* **To do**
Write every line out verbatim and omit the pictures.
● ● ●
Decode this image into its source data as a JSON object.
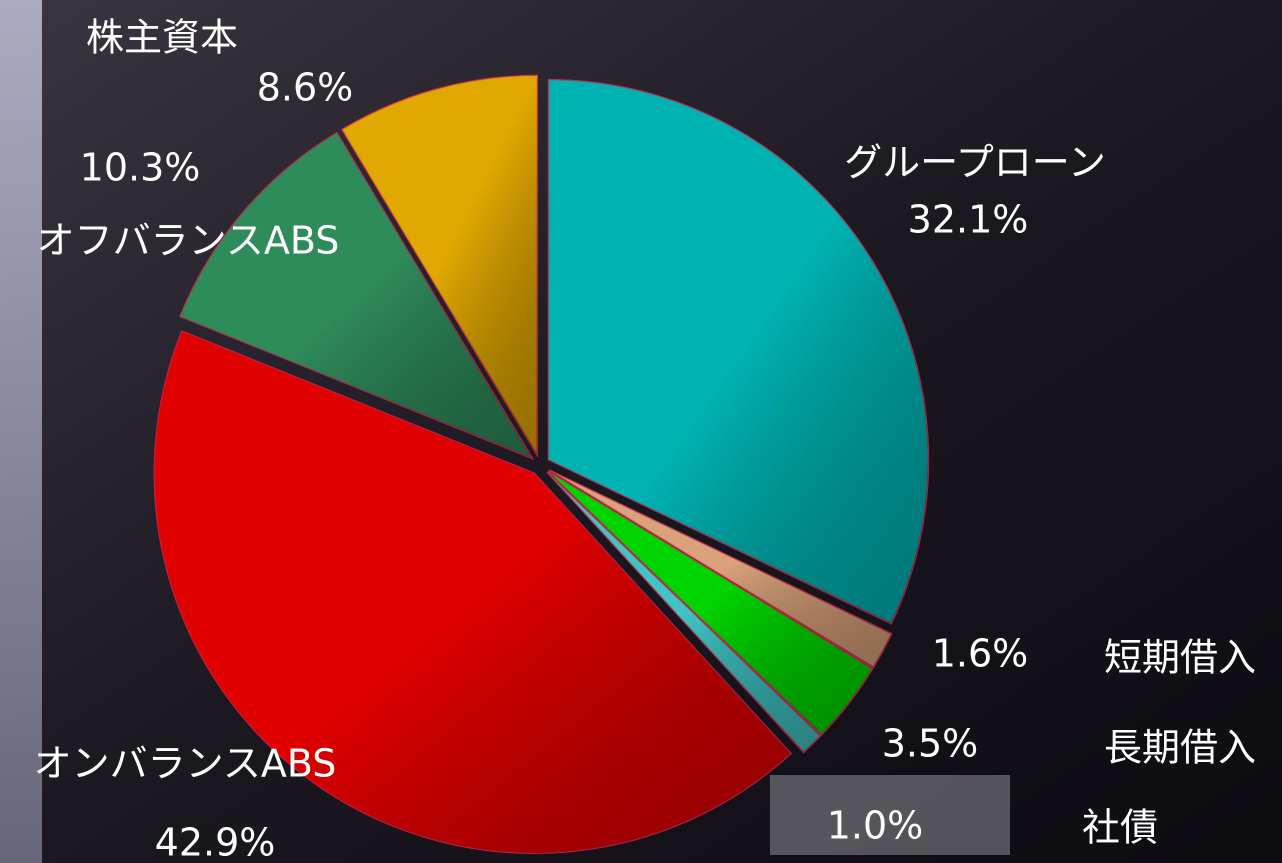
{
  "chart_data": {
    "type": "pie",
    "categories": [
      "グループローン",
      "短期借入",
      "長期借入",
      "社債",
      "オンバランスABS",
      "オフバランスABS",
      "株主資本"
    ],
    "values": [
      32.1,
      1.6,
      3.5,
      1.0,
      42.9,
      10.3,
      8.6
    ],
    "value_labels": [
      "32.1%",
      "1.6%",
      "3.5%",
      "1.0%",
      "42.9%",
      "10.3%",
      "8.6%"
    ],
    "colors": [
      "#00b3b3",
      "#d9a27a",
      "#00d400",
      "#40c4c4",
      "#e00000",
      "#2e8b5a",
      "#e0a800"
    ]
  }
}
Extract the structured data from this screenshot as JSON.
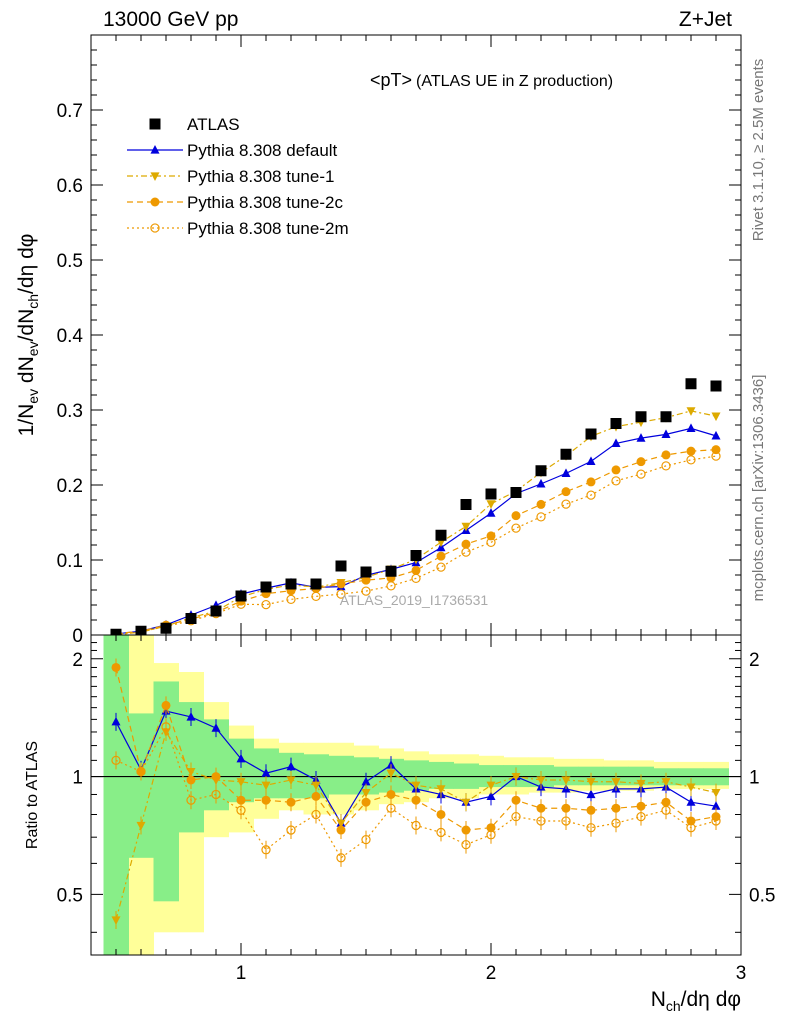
● ● ●
* **Output for this task**
Decode this image into its source data as a JSON object.
{
  "chart_data": {
    "type": "pie",
    "categories": [
      "グループローン",
      "短期借入",
      "長期借入",
      "社債",
      "オンバランスABS",
      "オフバランスABS",
      "株主資本"
    ],
    "values": [
      32.1,
      1.6,
      3.5,
      1.0,
      42.9,
      10.3,
      8.6
    ],
    "value_labels": [
      "32.1%",
      "1.6%",
      "3.5%",
      "1.0%",
      "42.9%",
      "10.3%",
      "8.6%"
    ],
    "colors": [
      "#00b3b3",
      "#d9a27a",
      "#00d400",
      "#40c4c4",
      "#e00000",
      "#2e8b5a",
      "#e0a800"
    ]
  }
}
Extract the structured data from this screenshot as JSON.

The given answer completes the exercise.